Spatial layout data
[start]

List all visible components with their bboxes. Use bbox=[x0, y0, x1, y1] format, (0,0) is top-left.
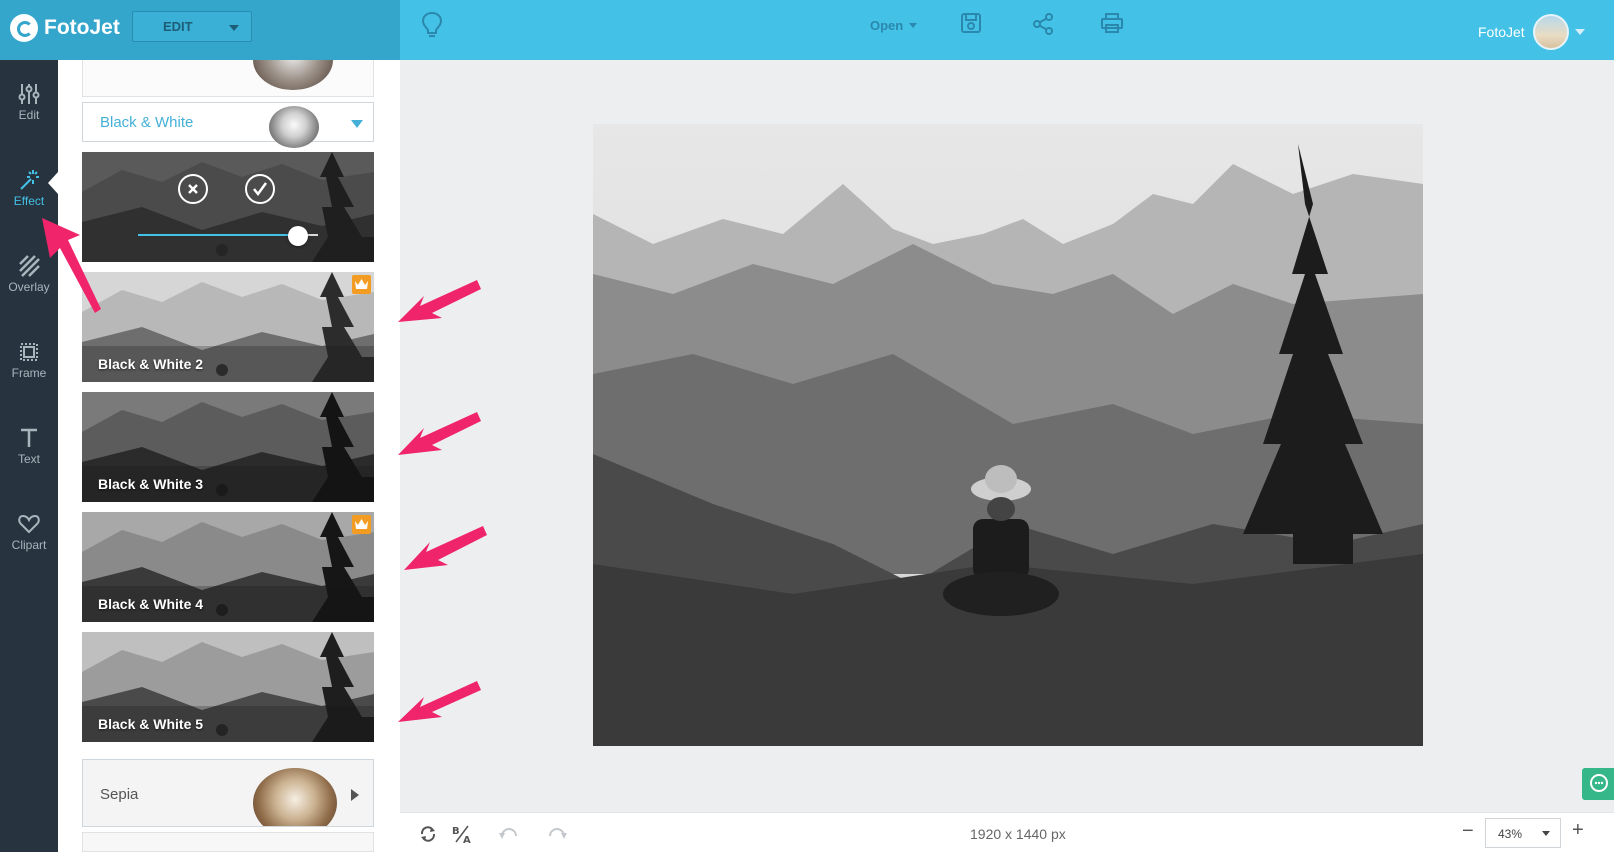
chevron-down-icon bbox=[909, 23, 918, 28]
open-menu-label: Open bbox=[870, 18, 904, 33]
arrow-annotation bbox=[398, 280, 481, 322]
chevron-down-icon bbox=[1542, 831, 1550, 836]
effect-card[interactable]: Black & White 5 bbox=[82, 632, 374, 742]
effect-active-card[interactable] bbox=[82, 152, 374, 262]
save-icon[interactable] bbox=[960, 12, 982, 39]
effect-label: Black & White 3 bbox=[98, 476, 204, 492]
svg-text:B: B bbox=[452, 826, 460, 837]
chevron-down-icon bbox=[229, 25, 239, 31]
close-icon bbox=[188, 184, 198, 194]
redo-icon[interactable] bbox=[546, 824, 568, 849]
zoom-out-button[interactable]: − bbox=[1462, 820, 1474, 843]
cancel-effect-button[interactable] bbox=[178, 174, 208, 204]
lightbulb-icon[interactable] bbox=[421, 11, 443, 44]
nav-item-clipart[interactable]: Clipart bbox=[0, 512, 58, 582]
nav-label-edit: Edit bbox=[18, 108, 40, 122]
nav-item-overlay[interactable]: Overlay bbox=[0, 254, 58, 324]
category-dropdown[interactable]: Black & White bbox=[82, 102, 374, 148]
logo-icon bbox=[10, 14, 38, 42]
avatar bbox=[1532, 14, 1569, 50]
intensity-slider-fill bbox=[138, 234, 298, 236]
chat-icon bbox=[1590, 774, 1608, 792]
intensity-slider-handle[interactable] bbox=[288, 226, 308, 246]
rotate-icon[interactable] bbox=[418, 824, 438, 849]
effect-active-overlay bbox=[82, 152, 374, 262]
category-thumbnail bbox=[253, 768, 337, 826]
bottom-toolbar: BA 1920 x 1440 px − 43% + bbox=[400, 812, 1614, 852]
zoom-select[interactable]: 43% bbox=[1485, 818, 1561, 848]
undo-icon[interactable] bbox=[498, 824, 520, 849]
mode-select-value: EDIT bbox=[163, 19, 193, 34]
canvas-image bbox=[593, 124, 1423, 746]
effect-panel: Black & White Black & White 2 Black & Wh… bbox=[58, 60, 400, 852]
share-icon[interactable] bbox=[1031, 12, 1055, 41]
nav-active-pointer bbox=[48, 172, 58, 194]
chevron-down-icon bbox=[1574, 29, 1585, 35]
previous-category-card[interactable] bbox=[82, 60, 374, 97]
zoom-value: 43% bbox=[1498, 827, 1523, 841]
canvas-photo[interactable] bbox=[593, 124, 1423, 746]
category-sepia-label: Sepia bbox=[100, 786, 139, 803]
arrow-annotation bbox=[404, 526, 487, 570]
crown-icon bbox=[352, 275, 371, 294]
top-bar: FotoJet EDIT Open FotoJet bbox=[0, 0, 1614, 60]
check-icon bbox=[253, 182, 268, 197]
nav-label-effect: Effect bbox=[13, 194, 45, 208]
effect-label: Black & White 2 bbox=[98, 356, 204, 372]
category-thumbnail bbox=[253, 60, 333, 90]
nav-label-overlay: Overlay bbox=[8, 280, 50, 294]
nav-item-text[interactable]: Text bbox=[0, 426, 58, 496]
arrow-annotation bbox=[398, 412, 481, 455]
category-sepia[interactable]: Sepia bbox=[82, 759, 374, 827]
app-name: FotoJet bbox=[44, 16, 120, 39]
nav-label-clipart: Clipart bbox=[11, 538, 47, 552]
zoom-in-button[interactable]: + bbox=[1572, 819, 1584, 842]
app-logo[interactable]: FotoJet bbox=[10, 14, 120, 42]
heart-icon bbox=[18, 514, 40, 534]
nav-label-frame: Frame bbox=[11, 366, 47, 380]
chevron-right-icon bbox=[351, 789, 359, 801]
category-dropdown-label: Black & White bbox=[100, 114, 194, 131]
effect-label: Black & White 5 bbox=[98, 716, 204, 732]
mode-select[interactable]: EDIT bbox=[132, 11, 252, 42]
frame-icon bbox=[20, 343, 38, 361]
nav-item-edit[interactable]: Edit bbox=[0, 82, 58, 152]
text-icon bbox=[21, 428, 37, 447]
sliders-icon bbox=[18, 84, 40, 104]
user-menu[interactable]: FotoJet bbox=[1478, 14, 1585, 50]
user-name: FotoJet bbox=[1478, 24, 1525, 40]
print-icon[interactable] bbox=[1100, 12, 1124, 39]
canvas-dimensions: 1920 x 1440 px bbox=[970, 826, 1066, 842]
effect-card[interactable]: Black & White 2 bbox=[82, 272, 374, 382]
top-bar-left: FotoJet EDIT bbox=[0, 0, 400, 60]
effect-card[interactable]: Black & White 3 bbox=[82, 392, 374, 502]
arrow-annotation bbox=[398, 681, 481, 722]
nav-item-frame[interactable]: Frame bbox=[0, 340, 58, 410]
next-category-card[interactable] bbox=[82, 832, 374, 852]
effect-card[interactable]: Black & White 4 bbox=[82, 512, 374, 622]
effect-label: Black & White 4 bbox=[98, 596, 204, 612]
svg-text:A: A bbox=[463, 835, 471, 844]
magic-wand-icon bbox=[20, 170, 39, 190]
apply-effect-button[interactable] bbox=[245, 174, 275, 204]
open-menu[interactable]: Open bbox=[870, 18, 918, 33]
stripes-icon bbox=[19, 255, 40, 277]
chat-button[interactable] bbox=[1582, 768, 1614, 800]
before-after-icon[interactable]: BA bbox=[452, 824, 474, 849]
chevron-down-icon bbox=[351, 120, 363, 128]
category-thumbnail bbox=[269, 106, 319, 148]
crown-icon bbox=[352, 515, 371, 534]
nav-label-text: Text bbox=[17, 452, 40, 466]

[end]

Task: Repeat every line of the listing above word for word, leaving out the pictures.

Finished exercise:
List all visible components with their bboxes. Use bbox=[x0, y0, x1, y1] format, (0,0) is top-left.
chevron-down-icon bbox=[909, 23, 918, 28]
open-menu-label: Open bbox=[870, 18, 904, 33]
arrow-annotation bbox=[398, 280, 481, 322]
chevron-down-icon bbox=[1542, 831, 1550, 836]
effect-card[interactable]: Black & White 5 bbox=[82, 632, 374, 742]
effect-active-card[interactable] bbox=[82, 152, 374, 262]
save-icon[interactable] bbox=[960, 12, 982, 39]
effect-label: Black & White 3 bbox=[98, 476, 204, 492]
svg-text:B: B bbox=[452, 826, 460, 837]
chevron-down-icon bbox=[229, 25, 239, 31]
close-icon bbox=[188, 184, 198, 194]
redo-icon[interactable] bbox=[546, 824, 568, 849]
zoom-out-button[interactable]: − bbox=[1462, 820, 1474, 843]
cancel-effect-button[interactable] bbox=[178, 174, 208, 204]
lightbulb-icon[interactable] bbox=[421, 11, 443, 44]
nav-item-clipart[interactable]: Clipart bbox=[0, 512, 58, 582]
nav-label-edit: Edit bbox=[18, 108, 40, 122]
nav-item-overlay[interactable]: Overlay bbox=[0, 254, 58, 324]
category-dropdown[interactable]: Black & White bbox=[82, 102, 374, 148]
logo-icon bbox=[10, 14, 38, 42]
avatar bbox=[1532, 14, 1569, 50]
intensity-slider-fill bbox=[138, 234, 298, 236]
chat-icon bbox=[1590, 774, 1608, 792]
intensity-slider-handle[interactable] bbox=[288, 226, 308, 246]
rotate-icon[interactable] bbox=[418, 824, 438, 849]
effect-active-overlay bbox=[82, 152, 374, 262]
category-thumbnail bbox=[253, 768, 337, 826]
bottom-toolbar: BA 1920 x 1440 px − 43% + bbox=[400, 812, 1614, 852]
zoom-select[interactable]: 43% bbox=[1485, 818, 1561, 848]
undo-icon[interactable] bbox=[498, 824, 520, 849]
mode-select-value: EDIT bbox=[163, 19, 193, 34]
canvas-image bbox=[593, 124, 1423, 746]
effect-panel: Black & White Black & White 2 Black & Wh… bbox=[58, 60, 400, 852]
share-icon[interactable] bbox=[1031, 12, 1055, 41]
nav-active-pointer bbox=[48, 172, 58, 194]
chevron-down-icon bbox=[1574, 29, 1585, 35]
previous-category-card[interactable] bbox=[82, 60, 374, 97]
zoom-value: 43% bbox=[1498, 827, 1523, 841]
canvas-photo[interactable] bbox=[593, 124, 1423, 746]
category-sepia-label: Sepia bbox=[100, 786, 139, 803]
arrow-annotation bbox=[404, 526, 487, 570]
crown-icon bbox=[352, 275, 371, 294]
top-bar: FotoJet EDIT Open FotoJet bbox=[0, 0, 1614, 60]
check-icon bbox=[253, 182, 268, 197]
nav-label-effect: Effect bbox=[13, 194, 45, 208]
effect-label: Black & White 2 bbox=[98, 356, 204, 372]
category-thumbnail bbox=[253, 60, 333, 90]
nav-label-overlay: Overlay bbox=[8, 280, 50, 294]
nav-item-text[interactable]: Text bbox=[0, 426, 58, 496]
arrow-annotation bbox=[398, 412, 481, 455]
category-sepia[interactable]: Sepia bbox=[82, 759, 374, 827]
app-name: FotoJet bbox=[44, 16, 120, 39]
nav-label-clipart: Clipart bbox=[11, 538, 47, 552]
zoom-in-button[interactable]: + bbox=[1572, 819, 1584, 842]
app-logo[interactable]: FotoJet bbox=[10, 14, 120, 42]
heart-icon bbox=[18, 514, 40, 534]
nav-label-frame: Frame bbox=[11, 366, 47, 380]
chevron-right-icon bbox=[351, 789, 359, 801]
category-dropdown-label: Black & White bbox=[100, 114, 194, 131]
effect-label: Black & White 5 bbox=[98, 716, 204, 732]
mode-select[interactable]: EDIT bbox=[132, 11, 252, 42]
frame-icon bbox=[20, 343, 38, 361]
nav-item-edit[interactable]: Edit bbox=[0, 82, 58, 152]
text-icon bbox=[21, 428, 37, 447]
sliders-icon bbox=[18, 84, 40, 104]
user-menu[interactable]: FotoJet bbox=[1478, 14, 1585, 50]
user-name: FotoJet bbox=[1478, 24, 1525, 40]
print-icon[interactable] bbox=[1100, 12, 1124, 39]
canvas-dimensions: 1920 x 1440 px bbox=[970, 826, 1066, 842]
effect-card[interactable]: Black & White 2 bbox=[82, 272, 374, 382]
top-bar-left: FotoJet EDIT bbox=[0, 0, 400, 60]
effect-card[interactable]: Black & White 3 bbox=[82, 392, 374, 502]
arrow-annotation bbox=[398, 681, 481, 722]
nav-item-frame[interactable]: Frame bbox=[0, 340, 58, 410]
next-category-card[interactable] bbox=[82, 832, 374, 852]
effect-card[interactable]: Black & White 4 bbox=[82, 512, 374, 622]
effect-label: Black & White 4 bbox=[98, 596, 204, 612]
svg-text:A: A bbox=[463, 835, 471, 844]
magic-wand-icon bbox=[20, 170, 39, 190]
apply-effect-button[interactable] bbox=[245, 174, 275, 204]
open-menu[interactable]: Open bbox=[870, 18, 918, 33]
stripes-icon bbox=[19, 255, 40, 277]
chat-button[interactable] bbox=[1582, 768, 1614, 800]
before-after-icon[interactable]: BA bbox=[452, 824, 474, 849]
chevron-down-icon bbox=[351, 120, 363, 128]
category-thumbnail bbox=[269, 106, 319, 148]
crown-icon bbox=[352, 515, 371, 534]
nav-label-text: Text bbox=[17, 452, 40, 466]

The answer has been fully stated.